Task prompt =
Output every line of the data exactly as it appears.

Saved data entries:
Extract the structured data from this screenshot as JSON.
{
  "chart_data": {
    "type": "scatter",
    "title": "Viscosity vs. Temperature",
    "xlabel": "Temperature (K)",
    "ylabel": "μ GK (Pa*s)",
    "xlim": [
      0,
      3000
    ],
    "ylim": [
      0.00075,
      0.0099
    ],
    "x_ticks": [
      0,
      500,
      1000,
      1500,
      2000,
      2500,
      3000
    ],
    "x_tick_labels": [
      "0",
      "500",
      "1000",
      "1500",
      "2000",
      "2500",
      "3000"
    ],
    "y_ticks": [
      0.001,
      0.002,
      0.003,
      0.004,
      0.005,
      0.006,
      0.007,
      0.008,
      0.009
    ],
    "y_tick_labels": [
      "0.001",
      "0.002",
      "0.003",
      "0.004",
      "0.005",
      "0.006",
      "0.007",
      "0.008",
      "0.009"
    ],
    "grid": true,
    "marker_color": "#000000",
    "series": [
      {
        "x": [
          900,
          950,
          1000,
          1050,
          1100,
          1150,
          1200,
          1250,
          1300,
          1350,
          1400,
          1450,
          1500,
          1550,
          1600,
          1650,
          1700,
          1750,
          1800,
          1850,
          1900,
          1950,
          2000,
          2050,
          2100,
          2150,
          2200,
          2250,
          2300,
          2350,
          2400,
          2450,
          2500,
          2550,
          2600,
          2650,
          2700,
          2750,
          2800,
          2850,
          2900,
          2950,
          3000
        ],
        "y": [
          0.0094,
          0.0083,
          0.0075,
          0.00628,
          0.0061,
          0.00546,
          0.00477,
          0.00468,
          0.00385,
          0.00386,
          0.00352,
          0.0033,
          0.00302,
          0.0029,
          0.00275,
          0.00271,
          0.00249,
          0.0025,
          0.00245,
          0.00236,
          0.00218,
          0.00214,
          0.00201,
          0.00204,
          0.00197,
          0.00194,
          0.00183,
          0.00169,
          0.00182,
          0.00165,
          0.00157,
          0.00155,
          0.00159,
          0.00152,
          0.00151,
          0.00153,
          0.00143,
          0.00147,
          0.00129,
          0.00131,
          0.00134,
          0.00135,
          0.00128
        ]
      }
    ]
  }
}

Output below =
Extract the structured data from this screenshot as JSON.
{
  "chart_data": {
    "type": "scatter",
    "title": "Viscosity vs. Temperature",
    "xlabel": "Temperature (K)",
    "ylabel": "μ GK (Pa*s)",
    "xlim": [
      0,
      3000
    ],
    "ylim": [
      0.00075,
      0.0099
    ],
    "x_ticks": [
      0,
      500,
      1000,
      1500,
      2000,
      2500,
      3000
    ],
    "x_tick_labels": [
      "0",
      "500",
      "1000",
      "1500",
      "2000",
      "2500",
      "3000"
    ],
    "y_ticks": [
      0.001,
      0.002,
      0.003,
      0.004,
      0.005,
      0.006,
      0.007,
      0.008,
      0.009
    ],
    "y_tick_labels": [
      "0.001",
      "0.002",
      "0.003",
      "0.004",
      "0.005",
      "0.006",
      "0.007",
      "0.008",
      "0.009"
    ],
    "grid": true,
    "marker_color": "#000000",
    "series": [
      {
        "x": [
          900,
          950,
          1000,
          1050,
          1100,
          1150,
          1200,
          1250,
          1300,
          1350,
          1400,
          1450,
          1500,
          1550,
          1600,
          1650,
          1700,
          1750,
          1800,
          1850,
          1900,
          1950,
          2000,
          2050,
          2100,
          2150,
          2200,
          2250,
          2300,
          2350,
          2400,
          2450,
          2500,
          2550,
          2600,
          2650,
          2700,
          2750,
          2800,
          2850,
          2900,
          2950,
          3000
        ],
        "y": [
          0.0094,
          0.0083,
          0.0075,
          0.00628,
          0.0061,
          0.00546,
          0.00477,
          0.00468,
          0.00385,
          0.00386,
          0.00352,
          0.0033,
          0.00302,
          0.0029,
          0.00275,
          0.00271,
          0.00249,
          0.0025,
          0.00245,
          0.00236,
          0.00218,
          0.00214,
          0.00201,
          0.00204,
          0.00197,
          0.00194,
          0.00183,
          0.00169,
          0.00182,
          0.00165,
          0.00157,
          0.00155,
          0.00159,
          0.00152,
          0.00151,
          0.00153,
          0.00143,
          0.00147,
          0.00129,
          0.00131,
          0.00134,
          0.00135,
          0.00128
        ]
      }
    ]
  }
}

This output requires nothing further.